Stored data:

┄┄┄┄┄┄┄┄┄┄

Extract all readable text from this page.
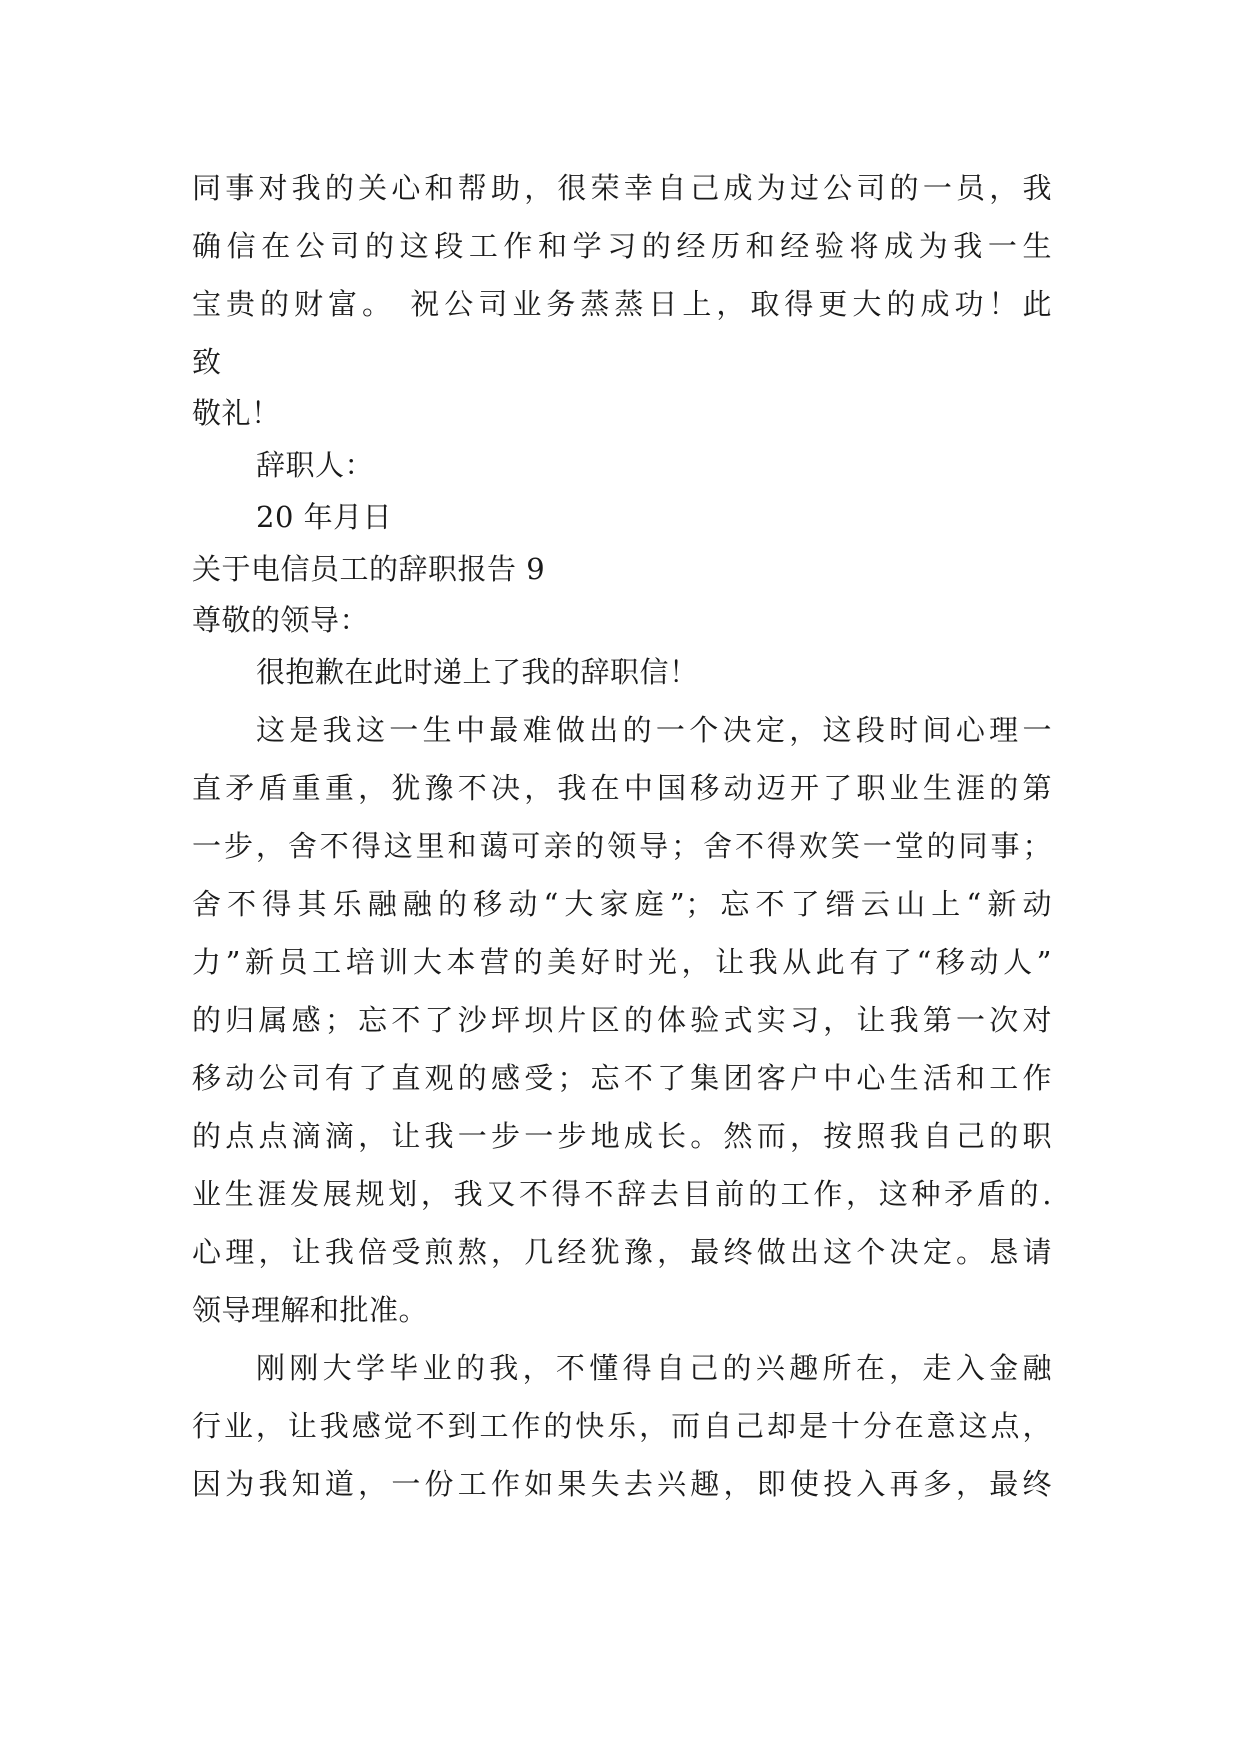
同事对我的关心和帮助，很荣幸自己成为过公司的一员，我
确信在公司的这段工作和学习的经历和经验将成为我一生
宝贵的财富。 祝公司业务蒸蒸日上，取得更大的成功！此
致
敬礼！
辞职人：
20 年月日
关于电信员工的辞职报告 9
尊敬的领导：
很抱歉在此时递上了我的辞职信！
这是我这一生中最难做出的一个决定，这段时间心理一
直矛盾重重，犹豫不决，我在中国移动迈开了职业生涯的第
一步，舍不得这里和蔼可亲的领导；舍不得欢笑一堂的同事；
舍不得其乐融融的移动“大家庭”；忘不了缙云山上“新动
力”新员工培训大本营的美好时光，让我从此有了“移动人”
的归属感；忘不了沙坪坝片区的体验式实习，让我第一次对
移动公司有了直观的感受；忘不了集团客户中心生活和工作
的点点滴滴，让我一步一步地成长。然而，按照我自己的职
业生涯发展规划，我又不得不辞去目前的工作，这种矛盾的.
心理，让我倍受煎熬，几经犹豫，最终做出这个决定。恳请
领导理解和批准。
刚刚大学毕业的我，不懂得自己的兴趣所在，走入金融
行业，让我感觉不到工作的快乐，而自己却是十分在意这点，
因为我知道，一份工作如果失去兴趣，即使投入再多，最终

┄┄┄┄┄┄┄┄┄┄

**What to work on:** Copy each line exactly, and leave the pictures out of your copy.

**Written reply:**
Extract all readable text from this page.
同事对我的关心和帮助，很荣幸自己成为过公司的一员，我
确信在公司的这段工作和学习的经历和经验将成为我一生
宝贵的财富。 祝公司业务蒸蒸日上，取得更大的成功！此
致
敬礼！
辞职人：
20 年月日
关于电信员工的辞职报告 9
尊敬的领导：
很抱歉在此时递上了我的辞职信！
这是我这一生中最难做出的一个决定，这段时间心理一
直矛盾重重，犹豫不决，我在中国移动迈开了职业生涯的第
一步，舍不得这里和蔼可亲的领导；舍不得欢笑一堂的同事；
舍不得其乐融融的移动“大家庭”；忘不了缙云山上“新动
力”新员工培训大本营的美好时光，让我从此有了“移动人”
的归属感；忘不了沙坪坝片区的体验式实习，让我第一次对
移动公司有了直观的感受；忘不了集团客户中心生活和工作
的点点滴滴，让我一步一步地成长。然而，按照我自己的职
业生涯发展规划，我又不得不辞去目前的工作，这种矛盾的.
心理，让我倍受煎熬，几经犹豫，最终做出这个决定。恳请
领导理解和批准。
刚刚大学毕业的我，不懂得自己的兴趣所在，走入金融
行业，让我感觉不到工作的快乐，而自己却是十分在意这点，
因为我知道，一份工作如果失去兴趣，即使投入再多，最终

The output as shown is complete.